◆ **TO BE DONE**: Transcribe the records below exactly as they appear.

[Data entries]

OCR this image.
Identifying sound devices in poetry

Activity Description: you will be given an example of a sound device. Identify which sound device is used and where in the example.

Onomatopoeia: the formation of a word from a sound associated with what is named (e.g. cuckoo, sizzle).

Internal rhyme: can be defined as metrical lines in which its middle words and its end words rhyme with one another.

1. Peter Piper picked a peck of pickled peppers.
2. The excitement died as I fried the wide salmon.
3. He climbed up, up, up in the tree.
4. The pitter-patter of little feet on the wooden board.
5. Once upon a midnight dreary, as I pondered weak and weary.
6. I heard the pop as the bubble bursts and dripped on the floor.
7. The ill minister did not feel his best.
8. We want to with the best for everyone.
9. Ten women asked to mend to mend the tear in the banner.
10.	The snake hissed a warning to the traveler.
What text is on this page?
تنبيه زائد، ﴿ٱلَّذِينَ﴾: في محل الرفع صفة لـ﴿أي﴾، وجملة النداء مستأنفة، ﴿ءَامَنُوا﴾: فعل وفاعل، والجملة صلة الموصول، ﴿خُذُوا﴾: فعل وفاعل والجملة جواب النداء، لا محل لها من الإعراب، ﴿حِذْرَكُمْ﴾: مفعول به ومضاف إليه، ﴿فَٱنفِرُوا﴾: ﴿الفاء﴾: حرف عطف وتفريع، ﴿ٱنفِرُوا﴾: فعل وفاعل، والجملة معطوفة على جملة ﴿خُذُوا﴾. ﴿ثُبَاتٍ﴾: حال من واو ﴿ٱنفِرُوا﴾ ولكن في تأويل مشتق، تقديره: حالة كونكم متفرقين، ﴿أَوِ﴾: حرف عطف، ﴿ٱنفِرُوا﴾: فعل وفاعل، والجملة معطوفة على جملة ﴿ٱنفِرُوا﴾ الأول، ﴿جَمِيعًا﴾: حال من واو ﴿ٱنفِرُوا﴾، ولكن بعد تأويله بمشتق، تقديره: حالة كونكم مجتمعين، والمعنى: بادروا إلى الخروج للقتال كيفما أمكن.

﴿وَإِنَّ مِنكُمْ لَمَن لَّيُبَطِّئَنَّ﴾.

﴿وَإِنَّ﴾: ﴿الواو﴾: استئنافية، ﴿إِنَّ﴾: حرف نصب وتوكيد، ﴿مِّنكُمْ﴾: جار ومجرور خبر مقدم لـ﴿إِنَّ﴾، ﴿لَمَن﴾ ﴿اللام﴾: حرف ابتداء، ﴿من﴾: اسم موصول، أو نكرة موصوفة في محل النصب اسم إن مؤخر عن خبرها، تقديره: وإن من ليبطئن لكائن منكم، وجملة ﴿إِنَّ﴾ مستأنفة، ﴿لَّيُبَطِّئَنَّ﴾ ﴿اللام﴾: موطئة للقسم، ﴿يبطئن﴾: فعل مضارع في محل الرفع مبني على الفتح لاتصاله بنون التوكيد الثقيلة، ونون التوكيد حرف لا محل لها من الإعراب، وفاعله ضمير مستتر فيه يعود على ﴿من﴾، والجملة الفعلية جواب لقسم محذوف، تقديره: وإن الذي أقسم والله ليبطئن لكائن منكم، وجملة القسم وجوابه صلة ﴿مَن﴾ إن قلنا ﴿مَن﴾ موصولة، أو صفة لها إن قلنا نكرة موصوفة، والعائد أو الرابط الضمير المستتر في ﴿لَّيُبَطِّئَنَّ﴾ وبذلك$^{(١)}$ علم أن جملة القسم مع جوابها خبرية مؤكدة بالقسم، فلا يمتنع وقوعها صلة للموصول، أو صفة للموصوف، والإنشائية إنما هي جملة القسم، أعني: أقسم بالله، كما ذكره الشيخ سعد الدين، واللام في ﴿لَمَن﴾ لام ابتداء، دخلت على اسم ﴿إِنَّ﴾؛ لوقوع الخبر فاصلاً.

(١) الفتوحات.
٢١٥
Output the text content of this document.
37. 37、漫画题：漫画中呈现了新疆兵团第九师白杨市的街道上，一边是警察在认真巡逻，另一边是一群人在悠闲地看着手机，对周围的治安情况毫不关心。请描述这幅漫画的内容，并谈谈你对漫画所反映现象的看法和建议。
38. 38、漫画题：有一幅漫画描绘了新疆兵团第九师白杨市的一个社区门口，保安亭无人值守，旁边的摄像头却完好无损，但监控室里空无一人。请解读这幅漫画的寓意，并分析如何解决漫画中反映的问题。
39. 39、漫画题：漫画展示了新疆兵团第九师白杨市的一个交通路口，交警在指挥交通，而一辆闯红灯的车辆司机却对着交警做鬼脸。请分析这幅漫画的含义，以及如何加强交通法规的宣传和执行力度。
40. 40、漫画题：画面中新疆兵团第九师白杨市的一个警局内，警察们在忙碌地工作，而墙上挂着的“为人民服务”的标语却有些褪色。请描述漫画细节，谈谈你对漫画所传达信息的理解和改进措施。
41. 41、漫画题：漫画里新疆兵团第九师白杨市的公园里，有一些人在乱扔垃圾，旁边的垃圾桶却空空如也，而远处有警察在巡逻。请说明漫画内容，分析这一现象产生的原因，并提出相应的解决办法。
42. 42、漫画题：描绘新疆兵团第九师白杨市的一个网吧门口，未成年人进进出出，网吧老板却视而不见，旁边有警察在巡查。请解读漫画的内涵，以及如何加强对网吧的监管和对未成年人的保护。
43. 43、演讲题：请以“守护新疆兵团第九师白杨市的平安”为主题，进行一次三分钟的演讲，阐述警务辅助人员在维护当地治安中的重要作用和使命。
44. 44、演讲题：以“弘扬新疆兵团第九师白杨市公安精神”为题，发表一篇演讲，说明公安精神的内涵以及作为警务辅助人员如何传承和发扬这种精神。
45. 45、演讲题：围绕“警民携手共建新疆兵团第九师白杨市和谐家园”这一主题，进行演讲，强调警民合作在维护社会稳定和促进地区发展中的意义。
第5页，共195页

◆ **EXERCISE RESPONSE**:
OCR this image.
Identifying sound devices in poetry

Activity Description: you will be given an example of a sound device. Identify which sound device is used and where in the example.

Onomatopoeia: the formation of a word from a sound associated with what is named (e.g. cuckoo, sizzle).

Internal rhyme: can be defined as metrical lines in which its middle words and its end words rhyme with one another.

1. Peter Piper picked a peck of pickled peppers.
2. The excitement died as I fried the wide salmon.
3. He climbed up, up, up in the tree.
4. The pitter-patter of little feet on the wooden board.
5. Once upon a midnight dreary, as I pondered weak and weary.
6. I heard the pop as the bubble bursts and dripped on the floor.
7. The ill minister did not feel his best.
8. We want to with the best for everyone.
9. Ten women asked to mend to mend the tear in the banner.
10.	The snake hissed a warning to the traveler.
What text is on this page?
تنبيه زائد، ﴿ٱلَّذِينَ﴾: في محل الرفع صفة لـ﴿أي﴾، وجملة النداء مستأنفة، ﴿ءَامَنُوا﴾: فعل وفاعل، والجملة صلة الموصول، ﴿خُذُوا﴾: فعل وفاعل والجملة جواب النداء، لا محل لها من الإعراب، ﴿حِذْرَكُمْ﴾: مفعول به ومضاف إليه، ﴿فَٱنفِرُوا﴾: ﴿الفاء﴾: حرف عطف وتفريع، ﴿ٱنفِرُوا﴾: فعل وفاعل، والجملة معطوفة على جملة ﴿خُذُوا﴾. ﴿ثُبَاتٍ﴾: حال من واو ﴿ٱنفِرُوا﴾ ولكن في تأويل مشتق، تقديره: حالة كونكم متفرقين، ﴿أَوِ﴾: حرف عطف، ﴿ٱنفِرُوا﴾: فعل وفاعل، والجملة معطوفة على جملة ﴿ٱنفِرُوا﴾ الأول، ﴿جَمِيعًا﴾: حال من واو ﴿ٱنفِرُوا﴾، ولكن بعد تأويله بمشتق، تقديره: حالة كونكم مجتمعين، والمعنى: بادروا إلى الخروج للقتال كيفما أمكن.

﴿وَإِنَّ مِنكُمْ لَمَن لَّيُبَطِّئَنَّ﴾.

﴿وَإِنَّ﴾: ﴿الواو﴾: استئنافية، ﴿إِنَّ﴾: حرف نصب وتوكيد، ﴿مِّنكُمْ﴾: جار ومجرور خبر مقدم لـ﴿إِنَّ﴾، ﴿لَمَن﴾ ﴿اللام﴾: حرف ابتداء، ﴿من﴾: اسم موصول، أو نكرة موصوفة في محل النصب اسم إن مؤخر عن خبرها، تقديره: وإن من ليبطئن لكائن منكم، وجملة ﴿إِنَّ﴾ مستأنفة، ﴿لَّيُبَطِّئَنَّ﴾ ﴿اللام﴾: موطئة للقسم، ﴿يبطئن﴾: فعل مضارع في محل الرفع مبني على الفتح لاتصاله بنون التوكيد الثقيلة، ونون التوكيد حرف لا محل لها من الإعراب، وفاعله ضمير مستتر فيه يعود على ﴿من﴾، والجملة الفعلية جواب لقسم محذوف، تقديره: وإن الذي أقسم والله ليبطئن لكائن منكم، وجملة القسم وجوابه صلة ﴿مَن﴾ إن قلنا ﴿مَن﴾ موصولة، أو صفة لها إن قلنا نكرة موصوفة، والعائد أو الرابط الضمير المستتر في ﴿لَّيُبَطِّئَنَّ﴾ وبذلك$^{(١)}$ علم أن جملة القسم مع جوابها خبرية مؤكدة بالقسم، فلا يمتنع وقوعها صلة للموصول، أو صفة للموصوف، والإنشائية إنما هي جملة القسم، أعني: أقسم بالله، كما ذكره الشيخ سعد الدين، واللام في ﴿لَمَن﴾ لام ابتداء، دخلت على اسم ﴿إِنَّ﴾؛ لوقوع الخبر فاصلاً.

(١) الفتوحات.
٢١٥
Output the text content of this document.
37. 37、漫画题：漫画中呈现了新疆兵团第九师白杨市的街道上，一边是警察在认真巡逻，另一边是一群人在悠闲地看着手机，对周围的治安情况毫不关心。请描述这幅漫画的内容，并谈谈你对漫画所反映现象的看法和建议。
38. 38、漫画题：有一幅漫画描绘了新疆兵团第九师白杨市的一个社区门口，保安亭无人值守，旁边的摄像头却完好无损，但监控室里空无一人。请解读这幅漫画的寓意，并分析如何解决漫画中反映的问题。
39. 39、漫画题：漫画展示了新疆兵团第九师白杨市的一个交通路口，交警在指挥交通，而一辆闯红灯的车辆司机却对着交警做鬼脸。请分析这幅漫画的含义，以及如何加强交通法规的宣传和执行力度。
40. 40、漫画题：画面中新疆兵团第九师白杨市的一个警局内，警察们在忙碌地工作，而墙上挂着的“为人民服务”的标语却有些褪色。请描述漫画细节，谈谈你对漫画所传达信息的理解和改进措施。
41. 41、漫画题：漫画里新疆兵团第九师白杨市的公园里，有一些人在乱扔垃圾，旁边的垃圾桶却空空如也，而远处有警察在巡逻。请说明漫画内容，分析这一现象产生的原因，并提出相应的解决办法。
42. 42、漫画题：描绘新疆兵团第九师白杨市的一个网吧门口，未成年人进进出出，网吧老板却视而不见，旁边有警察在巡查。请解读漫画的内涵，以及如何加强对网吧的监管和对未成年人的保护。
43. 43、演讲题：请以“守护新疆兵团第九师白杨市的平安”为主题，进行一次三分钟的演讲，阐述警务辅助人员在维护当地治安中的重要作用和使命。
44. 44、演讲题：以“弘扬新疆兵团第九师白杨市公安精神”为题，发表一篇演讲，说明公安精神的内涵以及作为警务辅助人员如何传承和发扬这种精神。
45. 45、演讲题：围绕“警民携手共建新疆兵团第九师白杨市和谐家园”这一主题，进行演讲，强调警民合作在维护社会稳定和促进地区发展中的意义。
第5页，共195页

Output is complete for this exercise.